■ DATA EXCERPTS ■

....

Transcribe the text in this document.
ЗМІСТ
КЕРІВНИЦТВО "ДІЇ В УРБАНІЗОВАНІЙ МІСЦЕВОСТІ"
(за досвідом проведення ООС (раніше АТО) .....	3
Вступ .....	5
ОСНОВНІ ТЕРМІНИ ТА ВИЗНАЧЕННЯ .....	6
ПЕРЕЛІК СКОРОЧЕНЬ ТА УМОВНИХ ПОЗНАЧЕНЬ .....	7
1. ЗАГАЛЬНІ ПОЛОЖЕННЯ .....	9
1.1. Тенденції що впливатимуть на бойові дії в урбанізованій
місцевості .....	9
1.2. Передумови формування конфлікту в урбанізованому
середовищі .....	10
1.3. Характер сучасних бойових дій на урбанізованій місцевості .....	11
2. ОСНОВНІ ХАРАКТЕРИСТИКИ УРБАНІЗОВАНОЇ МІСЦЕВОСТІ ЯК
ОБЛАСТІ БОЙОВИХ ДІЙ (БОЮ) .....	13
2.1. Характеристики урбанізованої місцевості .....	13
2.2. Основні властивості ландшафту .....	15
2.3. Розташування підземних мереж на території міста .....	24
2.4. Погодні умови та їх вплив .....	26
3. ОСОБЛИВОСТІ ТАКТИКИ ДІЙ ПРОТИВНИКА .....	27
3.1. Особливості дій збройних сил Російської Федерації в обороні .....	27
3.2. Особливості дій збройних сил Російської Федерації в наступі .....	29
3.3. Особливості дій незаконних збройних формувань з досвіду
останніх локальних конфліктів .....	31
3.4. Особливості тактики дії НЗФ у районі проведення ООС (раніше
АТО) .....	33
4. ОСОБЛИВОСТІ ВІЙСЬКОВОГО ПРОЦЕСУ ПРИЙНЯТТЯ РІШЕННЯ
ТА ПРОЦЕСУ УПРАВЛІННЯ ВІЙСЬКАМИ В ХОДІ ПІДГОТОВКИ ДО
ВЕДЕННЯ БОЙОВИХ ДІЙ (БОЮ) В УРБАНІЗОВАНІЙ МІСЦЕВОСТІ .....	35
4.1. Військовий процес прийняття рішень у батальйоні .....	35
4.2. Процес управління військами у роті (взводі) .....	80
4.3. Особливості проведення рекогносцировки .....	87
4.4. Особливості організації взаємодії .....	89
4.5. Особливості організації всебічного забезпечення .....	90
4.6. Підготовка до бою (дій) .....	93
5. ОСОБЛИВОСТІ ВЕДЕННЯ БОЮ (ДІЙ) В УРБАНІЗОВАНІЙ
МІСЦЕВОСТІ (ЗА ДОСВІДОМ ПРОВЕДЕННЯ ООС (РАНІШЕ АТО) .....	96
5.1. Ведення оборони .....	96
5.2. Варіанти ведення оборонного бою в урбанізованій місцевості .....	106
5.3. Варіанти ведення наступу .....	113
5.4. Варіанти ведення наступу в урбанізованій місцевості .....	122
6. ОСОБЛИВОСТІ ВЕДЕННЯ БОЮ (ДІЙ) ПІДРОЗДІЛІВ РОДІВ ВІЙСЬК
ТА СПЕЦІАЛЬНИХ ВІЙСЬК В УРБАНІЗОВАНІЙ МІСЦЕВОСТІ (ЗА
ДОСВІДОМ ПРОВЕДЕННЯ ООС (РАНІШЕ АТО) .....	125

....

■ WRITTEN EXERCISE ■
Gather each line of the listing containing the word "організації" and show it.

■ COMPLETE ANSWER ■
4.4. Особливості організації взаємодії .....	89
4.5. Особливості організації всебічного забезпечення .....	90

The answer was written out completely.